GIVEN RECORDS:
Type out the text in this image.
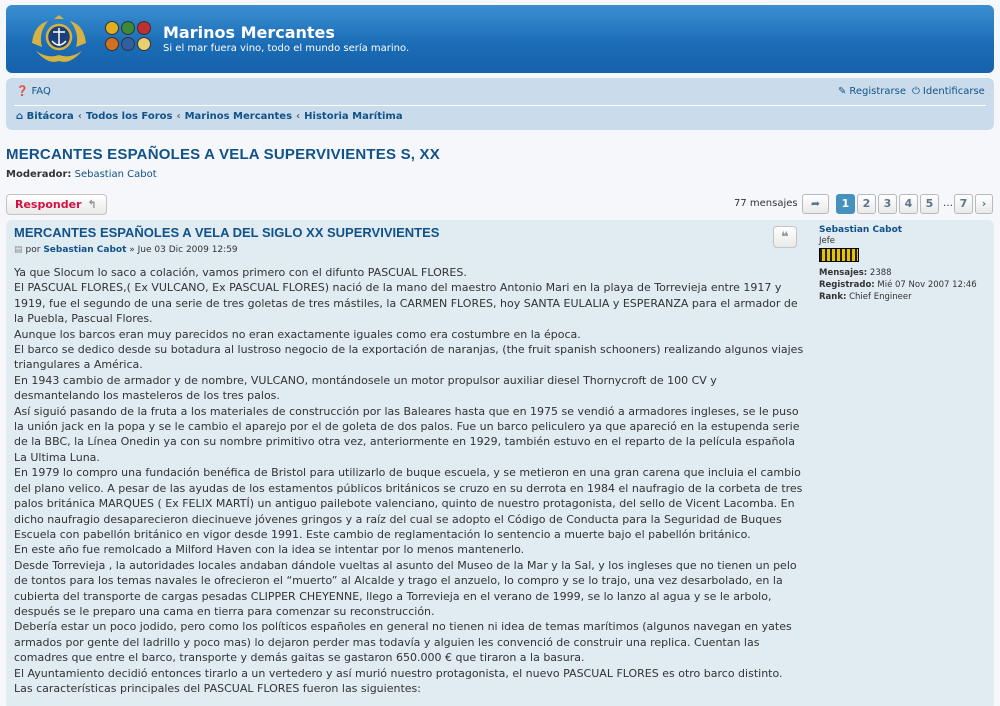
Marinos Mercantes
Si el mar fuera vino, todo el mundo sería marino.
❓ FAQ	✎ Registrarse ⏻ Identificarse
⌂ Bitácora ‹ Todos los Foros ‹ Marinos Mercantes ‹ Historia Marítima
MERCANTES ESPAÑOLES A VELA SUPERVIVIENTES S, XX
Moderador: Sebastian Cabot
Responder ↰	77 mensajes	➦	1	2	3	4	5 … 7	›
MERCANTES ESPAÑOLES A VELA DEL SIGLO XX SUPERVIVIENTES
▤ por Sebastian Cabot » Jue 03 Dic 2009 12:59
❝

Ya que Slocum lo saco a colación, vamos primero con el difunto PASCUAL FLORES.

El PASCUAL FLORES,( Ex VULCANO, Ex PASCUAL FLORES) nació de la mano del maestro Antonio Mari en la playa de Torrevieja entre 1917 y 1919, fue el segundo de una serie de tres goletas de tres mástiles, la CARMEN FLORES, hoy SANTA EULALIA y ESPERANZA para el armador de la Puebla, Pascual Flores.

Aunque los barcos eran muy parecidos no eran exactamente iguales como era costumbre en la época.

El barco se dedico desde su botadura al lustroso negocio de la exportación de naranjas, (the fruit spanish schooners) realizando algunos viajes triangulares a América.

En 1943 cambio de armador y de nombre, VULCANO, montándosele un motor propulsor auxiliar diesel Thornycroft de 100 CV y desmantelando los masteleros de los tres palos.

Así siguió pasando de la fruta a los materiales de construcción por las Baleares hasta que en 1975 se vendió a armadores ingleses, se le puso la unión jack en la popa y se le cambio el aparejo por el de goleta de dos palos. Fue un barco peliculero ya que apareció en la estupenda serie de la BBC, la Línea Onedin ya con su nombre primitivo otra vez, anteriormente en 1929, también estuvo en el reparto de la película española La Ultima Luna.

En 1979 lo compro una fundación benéfica de Bristol para utilizarlo de buque escuela, y se metieron en una gran carena que incluia el cambio del plano velico. A pesar de las ayudas de los estamentos públicos británicos se cruzo en su derrota en 1984 el naufragio de la corbeta de tres palos británica MARQUES ( Ex FELIX MARTÍ) un antiguo pailebote valenciano, quinto de nuestro protagonista, del sello de Vicent Lacomba. En dicho naufragio desaparecieron diecinueve jóvenes gringos y a raíz del cual se adopto el Código de Conducta para la Seguridad de Buques Escuela con pabellón británico en vigor desde 1991. Este cambio de reglamentación lo sentencio a muerte bajo el pabellón británico.

En este año fue remolcado a Milford Haven con la idea se intentar por lo menos mantenerlo.

Desde Torrevieja , la autoridades locales andaban dándole vueltas al asunto del Museo de la Mar y la Sal, y los ingleses que no tienen un pelo de tontos para los temas navales le ofrecieron el “muerto” al Alcalde y trago el anzuelo, lo compro y se lo trajo, una vez desarbolado, en la cubierta del transporte de cargas pesadas CLIPPER CHEYENNE, llego a Torrevieja en el verano de 1999, se lo lanzo al agua y se le arbolo, después se le preparo una cama en tierra para comenzar su reconstrucción.

Debería estar un poco jodido, pero como los políticos españoles en general no tienen ni idea de temas marítimos (algunos navegan en yates armados por gente del ladrillo y poco mas) lo dejaron perder mas todavía y alguien les convenció de construir una replica. Cuentan las comadres que entre el barco, transporte y demás gaitas se gastaron 650.000 € que tiraron a la basura.

El Ayuntamiento decidió entonces tirarlo a un vertedero y así murió nuestro protagonista, el nuevo PASCUAL FLORES es otro barco distinto.

Las características principales del PASCUAL FLORES fueron las siguientes:

Sebastian Cabot
Jefe
Mensajes: 2388
Registrado: Mié 07 Nov 2007 12:46
Rank: Chief Engineer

REQUEST: From the material above, copy everything exactly but the pictures.

ANSWER FOR THE TASK:
Type out the text in this image.
Marinos Mercantes
Si el mar fuera vino, todo el mundo sería marino.
❓ FAQ	✎ Registrarse ⏻ Identificarse
⌂ Bitácora ‹ Todos los Foros ‹ Marinos Mercantes ‹ Historia Marítima
MERCANTES ESPAÑOLES A VELA SUPERVIVIENTES S, XX
Moderador: Sebastian Cabot
Responder ↰	77 mensajes	➦	1	2	3	4	5 … 7	›
MERCANTES ESPAÑOLES A VELA DEL SIGLO XX SUPERVIVIENTES
▤ por Sebastian Cabot » Jue 03 Dic 2009 12:59
❝

Ya que Slocum lo saco a colación, vamos primero con el difunto PASCUAL FLORES.

El PASCUAL FLORES,( Ex VULCANO, Ex PASCUAL FLORES) nació de la mano del maestro Antonio Mari en la playa de Torrevieja entre 1917 y 1919, fue el segundo de una serie de tres goletas de tres mástiles, la CARMEN FLORES, hoy SANTA EULALIA y ESPERANZA para el armador de la Puebla, Pascual Flores.

Aunque los barcos eran muy parecidos no eran exactamente iguales como era costumbre en la época.

El barco se dedico desde su botadura al lustroso negocio de la exportación de naranjas, (the fruit spanish schooners) realizando algunos viajes triangulares a América.

En 1943 cambio de armador y de nombre, VULCANO, montándosele un motor propulsor auxiliar diesel Thornycroft de 100 CV y desmantelando los masteleros de los tres palos.

Así siguió pasando de la fruta a los materiales de construcción por las Baleares hasta que en 1975 se vendió a armadores ingleses, se le puso la unión jack en la popa y se le cambio el aparejo por el de goleta de dos palos. Fue un barco peliculero ya que apareció en la estupenda serie de la BBC, la Línea Onedin ya con su nombre primitivo otra vez, anteriormente en 1929, también estuvo en el reparto de la película española La Ultima Luna.

En 1979 lo compro una fundación benéfica de Bristol para utilizarlo de buque escuela, y se metieron en una gran carena que incluia el cambio del plano velico. A pesar de las ayudas de los estamentos públicos británicos se cruzo en su derrota en 1984 el naufragio de la corbeta de tres palos británica MARQUES ( Ex FELIX MARTÍ) un antiguo pailebote valenciano, quinto de nuestro protagonista, del sello de Vicent Lacomba. En dicho naufragio desaparecieron diecinueve jóvenes gringos y a raíz del cual se adopto el Código de Conducta para la Seguridad de Buques Escuela con pabellón británico en vigor desde 1991. Este cambio de reglamentación lo sentencio a muerte bajo el pabellón británico.

En este año fue remolcado a Milford Haven con la idea se intentar por lo menos mantenerlo.

Desde Torrevieja , la autoridades locales andaban dándole vueltas al asunto del Museo de la Mar y la Sal, y los ingleses que no tienen un pelo de tontos para los temas navales le ofrecieron el “muerto” al Alcalde y trago el anzuelo, lo compro y se lo trajo, una vez desarbolado, en la cubierta del transporte de cargas pesadas CLIPPER CHEYENNE, llego a Torrevieja en el verano de 1999, se lo lanzo al agua y se le arbolo, después se le preparo una cama en tierra para comenzar su reconstrucción.

Debería estar un poco jodido, pero como los políticos españoles en general no tienen ni idea de temas marítimos (algunos navegan en yates armados por gente del ladrillo y poco mas) lo dejaron perder mas todavía y alguien les convenció de construir una replica. Cuentan las comadres que entre el barco, transporte y demás gaitas se gastaron 650.000 € que tiraron a la basura.

El Ayuntamiento decidió entonces tirarlo a un vertedero y así murió nuestro protagonista, el nuevo PASCUAL FLORES es otro barco distinto.

Las características principales del PASCUAL FLORES fueron las siguientes:

Sebastian Cabot
Jefe
Mensajes: 2388
Registrado: Mié 07 Nov 2007 12:46
Rank: Chief Engineer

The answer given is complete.